What the task requires => The answer is the line with "Give me a plain-text" and every line after it to the end of the listing, retyped exactly. Pictures do not belong in it.

Items =>
* begin *

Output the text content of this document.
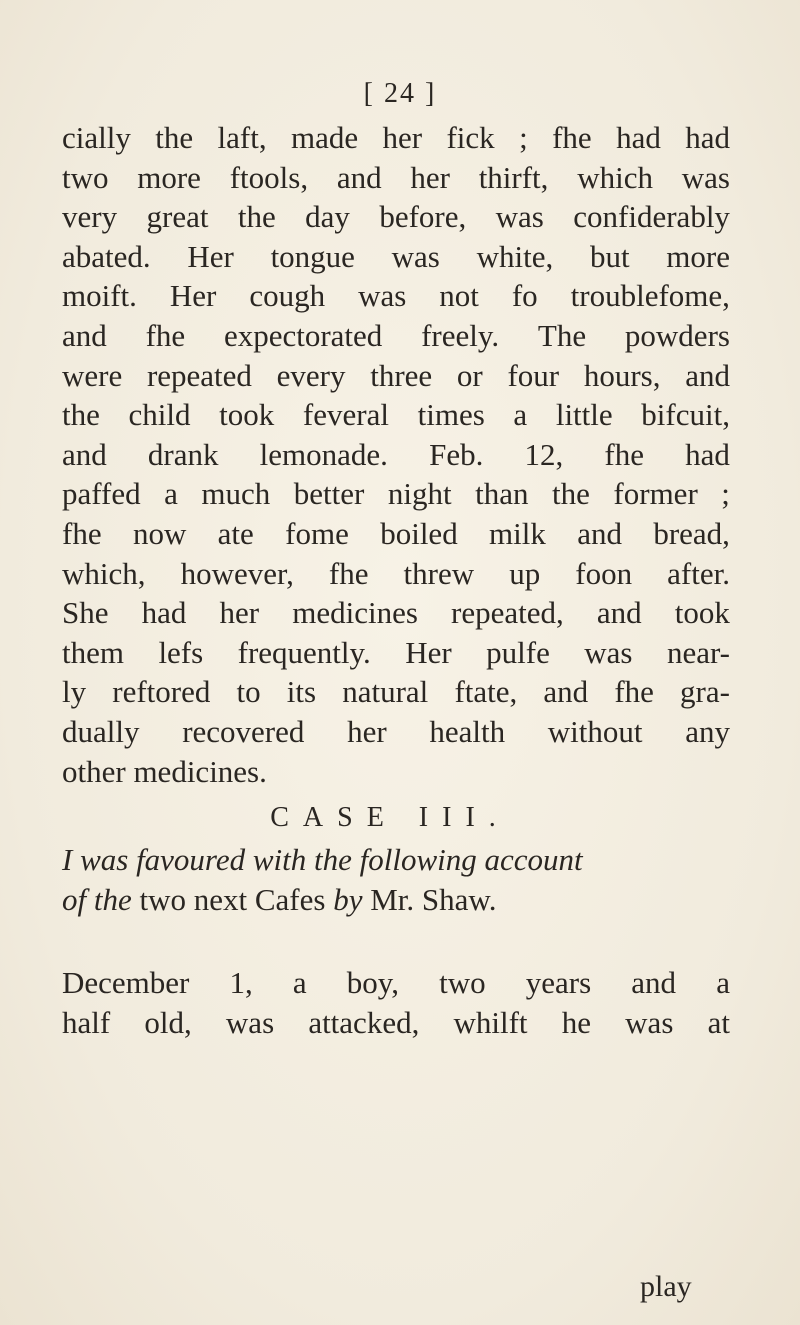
[ 24 ]
cially the laft, made her fick ; fhe had had
two more ftools, and her thirft, which was
very great the day before, was confiderably
abated. Her tongue was white, but more
moift. Her cough was not fo troublefome,
and fhe expectorated freely. The powders
were repeated every three or four hours, and
the child took feveral times a little bifcuit,
and drank lemonade. Feb. 12, fhe had
paffed a much better night than the former ;
fhe now ate fome boiled milk and bread,
which, however, fhe threw up foon after.
She had her medicines repeated, and took
them lefs frequently. Her pulfe was near-
ly reftored to its natural ftate, and fhe gra-
dually recovered her health without any
other medicines.
CASE III.
I was favoured with the following account
of the two next Cafes by Mr. Shaw.
December 1, a boy, two years and a
half old, was attacked, whilft he was at
play
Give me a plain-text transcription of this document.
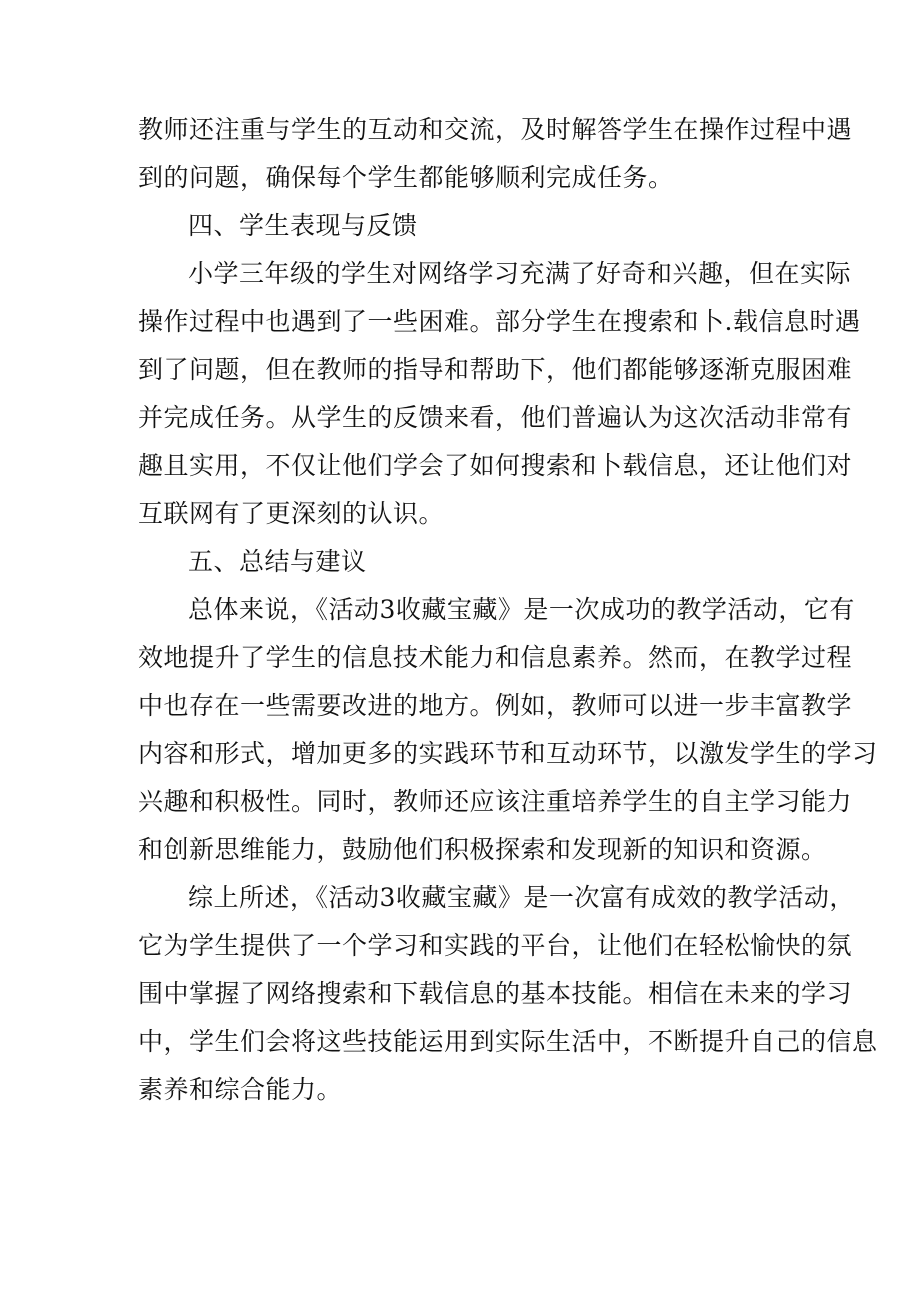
教师还注重与学生的互动和交流，及时解答学生在操作过程中遇
到的问题，确保每个学生都能够顺利完成任务。
四、学生表现与反馈
小学三年级的学生对网络学习充满了好奇和兴趣，但在实际
操作过程中也遇到了一些困难。部分学生在搜索和卜.载信息时遇
到了问题，但在教师的指导和帮助下，他们都能够逐渐克服困难
并完成任务。从学生的反馈来看，他们普遍认为这次活动非常有
趣且实用，不仅让他们学会了如何搜索和卜载信息，还让他们对
互联网有了更深刻的认识。
五、总结与建议
总体来说，《活动3收藏宝藏》是一次成功的教学活动，它有
效地提升了学生的信息技术能力和信息素养。然而，在教学过程
中也存在一些需要改进的地方。例如，教师可以进一步丰富教学
内容和形式，增加更多的实践环节和互动环节，以激发学生的学习
兴趣和积极性。同时，教师还应该注重培养学生的自主学习能力
和创新思维能力，鼓励他们积极探索和发现新的知识和资源。
综上所述，《活动3收藏宝藏》是一次富有成效的教学活动，
它为学生提供了一个学习和实践的平台，让他们在轻松愉快的氛
围中掌握了网络搜索和下载信息的基本技能。相信在未来的学习
中，学生们会将这些技能运用到实际生活中，不断提升自己的信息
素养和综合能力。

* end *

Expected answer =>
Give me a plain-text transcription of this document.
教师还注重与学生的互动和交流，及时解答学生在操作过程中遇
到的问题，确保每个学生都能够顺利完成任务。
四、学生表现与反馈
小学三年级的学生对网络学习充满了好奇和兴趣，但在实际
操作过程中也遇到了一些困难。部分学生在搜索和卜.载信息时遇
到了问题，但在教师的指导和帮助下，他们都能够逐渐克服困难
并完成任务。从学生的反馈来看，他们普遍认为这次活动非常有
趣且实用，不仅让他们学会了如何搜索和卜载信息，还让他们对
互联网有了更深刻的认识。
五、总结与建议
总体来说，《活动3收藏宝藏》是一次成功的教学活动，它有
效地提升了学生的信息技术能力和信息素养。然而，在教学过程
中也存在一些需要改进的地方。例如，教师可以进一步丰富教学
内容和形式，增加更多的实践环节和互动环节，以激发学生的学习
兴趣和积极性。同时，教师还应该注重培养学生的自主学习能力
和创新思维能力，鼓励他们积极探索和发现新的知识和资源。
综上所述，《活动3收藏宝藏》是一次富有成效的教学活动，
它为学生提供了一个学习和实践的平台，让他们在轻松愉快的氛
围中掌握了网络搜索和下载信息的基本技能。相信在未来的学习
中，学生们会将这些技能运用到实际生活中，不断提升自己的信息
素养和综合能力。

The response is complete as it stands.